Give the items as a numbered list, leaving out blank lines, from the line holding "383, 825, 401]" through the line holding "44, 97, 56]", both included.
[BEGIN]
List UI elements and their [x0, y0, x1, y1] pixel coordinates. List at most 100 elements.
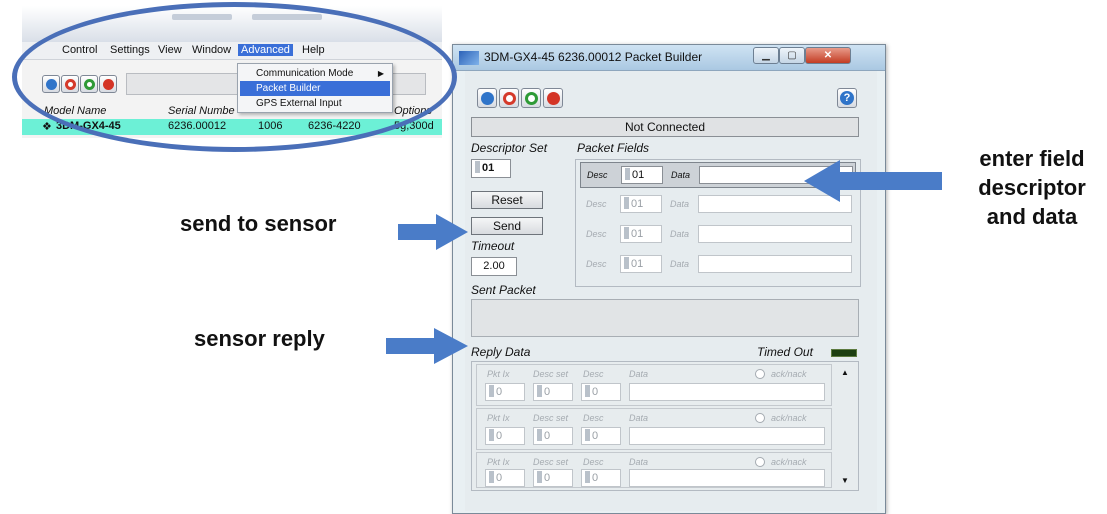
reply-data-field	[629, 383, 825, 401]
gps-external-input-label: GPS External Input	[256, 98, 342, 109]
spinner-icon	[585, 471, 590, 483]
descriptor-set-label: Descriptor Set	[471, 141, 548, 155]
desc-label: Desc	[587, 170, 608, 180]
desc-set-label: Desc set	[533, 369, 569, 379]
arrow-left-icon	[804, 160, 942, 202]
ack-nack-radio[interactable]	[755, 457, 765, 467]
menu-control[interactable]: Control	[62, 44, 97, 56]
communication-mode-label: Communication Mode	[256, 68, 354, 79]
menu-window[interactable]: Window	[192, 44, 231, 56]
connect-button[interactable]	[42, 75, 60, 93]
desc-set-field: 0	[533, 383, 573, 401]
app-icon	[459, 51, 479, 65]
record-icon	[546, 91, 560, 105]
desc-value: 0	[592, 430, 599, 442]
column-serial-number: Serial Numbe	[168, 105, 235, 117]
close-button[interactable]: ✕	[805, 47, 851, 64]
annotation-line: descriptor	[978, 175, 1086, 200]
desc-label: Desc	[583, 413, 604, 423]
desc-label: Desc	[586, 259, 607, 269]
packet-field-row: Desc 01 Data	[580, 222, 856, 248]
reset-button[interactable]: Reset	[471, 191, 543, 209]
maximize-button[interactable]: ▢	[779, 47, 805, 64]
blurred-title-fragment	[252, 14, 322, 20]
menu-item-packet-builder[interactable]: Packet Builder	[240, 81, 390, 96]
pkt-ix-field: 0	[485, 469, 525, 487]
pkt-ix-value: 0	[496, 430, 503, 442]
send-button[interactable]: Send	[471, 217, 543, 235]
record-icon	[102, 78, 114, 90]
desc-set-value: 0	[544, 472, 551, 484]
desc-field: 0	[581, 427, 621, 445]
menu-item-communication-mode[interactable]: Communication Mode ▶	[240, 66, 390, 81]
spinner-icon	[489, 385, 494, 397]
sent-packet-label: Sent Packet	[471, 283, 536, 297]
stop-button[interactable]	[61, 75, 79, 93]
device-col4: 6236-4220	[308, 120, 361, 132]
spinner-icon	[537, 471, 542, 483]
device-col3: 1006	[258, 120, 283, 132]
desc-set-value: 0	[544, 430, 551, 442]
desc-field: 0	[581, 383, 621, 401]
arrow-shape	[386, 328, 468, 364]
timed-out-indicator	[831, 349, 857, 357]
spinner-icon	[624, 257, 629, 269]
arrow-right-icon	[386, 328, 468, 364]
desc-label: Desc	[583, 369, 604, 379]
desc-label: Desc	[583, 457, 604, 467]
spinner-icon	[585, 385, 590, 397]
desc-input[interactable]: 01	[620, 255, 662, 273]
data-input[interactable]	[698, 225, 852, 243]
title-bar[interactable]: 3DM-GX4-45 6236.00012 Packet Builder ▁ ▢…	[453, 45, 885, 71]
record-button[interactable]	[99, 75, 117, 93]
reply-data-list: Pkt Ix Desc set Desc Data ack/nack 0 0 0…	[471, 361, 859, 491]
desc-set-field: 0	[533, 469, 573, 487]
desc-input[interactable]: 01	[621, 166, 663, 184]
run-button[interactable]	[521, 88, 541, 108]
desc-set-label: Desc set	[533, 413, 569, 423]
packet-fields-label: Packet Fields	[577, 141, 650, 155]
reply-row: Pkt Ix Desc set Desc Data ack/nack 0 0 0	[476, 452, 832, 488]
arrow-shape	[398, 214, 468, 250]
data-label: Data	[629, 369, 649, 379]
desc-value: 01	[632, 169, 645, 181]
desc-value: 0	[592, 386, 599, 398]
packet-builder-body: ? Not Connected Descriptor Set Packet Fi…	[465, 71, 877, 511]
reply-scrollbar[interactable]: ▲ ▼	[834, 364, 856, 489]
close-icon: ✕	[823, 50, 833, 61]
device-row[interactable]: ❖ 3DM-GX4-45 6236.00012 1006 6236-4220 5…	[22, 119, 442, 135]
data-label: Data	[670, 199, 690, 209]
help-button[interactable]: ?	[837, 88, 857, 108]
menu-settings[interactable]: Settings	[110, 44, 150, 56]
scroll-up-icon[interactable]: ▲	[841, 368, 849, 377]
data-label: Data	[670, 259, 690, 269]
connect-button[interactable]	[477, 88, 497, 108]
minimize-button[interactable]: ▁	[753, 47, 779, 64]
ack-nack-radio[interactable]	[755, 413, 765, 423]
menu-advanced[interactable]: Advanced	[238, 44, 293, 56]
record-button[interactable]	[543, 88, 563, 108]
menu-item-gps-external-input[interactable]: GPS External Input	[240, 96, 390, 111]
spinner-icon	[624, 197, 629, 209]
arrow-shape	[804, 160, 942, 202]
stop-button[interactable]	[499, 88, 519, 108]
data-label: Data	[671, 170, 691, 180]
timeout-input[interactable]: 2.00	[471, 257, 517, 276]
timed-out-label: Timed Out	[757, 345, 813, 359]
menu-help[interactable]: Help	[302, 44, 325, 56]
data-input[interactable]	[698, 255, 852, 273]
menu-view[interactable]: View	[158, 44, 182, 56]
spinner-icon	[585, 429, 590, 441]
annotation-line: and data	[986, 204, 1078, 229]
desc-field: 0	[581, 469, 621, 487]
ack-nack-radio[interactable]	[755, 369, 765, 379]
descriptor-set-input[interactable]: 01	[471, 159, 511, 178]
pkt-ix-label: Pkt Ix	[487, 413, 510, 423]
desc-input[interactable]: 01	[620, 225, 662, 243]
window-chrome	[22, 6, 442, 42]
run-button[interactable]	[80, 75, 98, 93]
ack-nack-label: ack/nack	[771, 369, 807, 379]
desc-input[interactable]: 01	[620, 195, 662, 213]
scroll-down-icon[interactable]: ▼	[841, 476, 849, 485]
pkt-ix-value: 0	[496, 472, 503, 484]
[END]
* **Task output**:
1. reply-data-field	[629, 383, 825, 401]
2. gps-external-input-label: GPS External Input	[256, 98, 342, 109]
3. spinner-icon	[585, 471, 590, 483]
4. descriptor-set-label: Descriptor Set	[471, 141, 548, 155]
5. desc-label: Desc	[587, 170, 608, 180]
6. desc-set-label: Desc set	[533, 369, 569, 379]
7. arrow-left-icon	[804, 160, 942, 202]
8. ack-nack-radio[interactable]	[755, 457, 765, 467]
9. menu-control[interactable]: Control	[62, 44, 97, 56]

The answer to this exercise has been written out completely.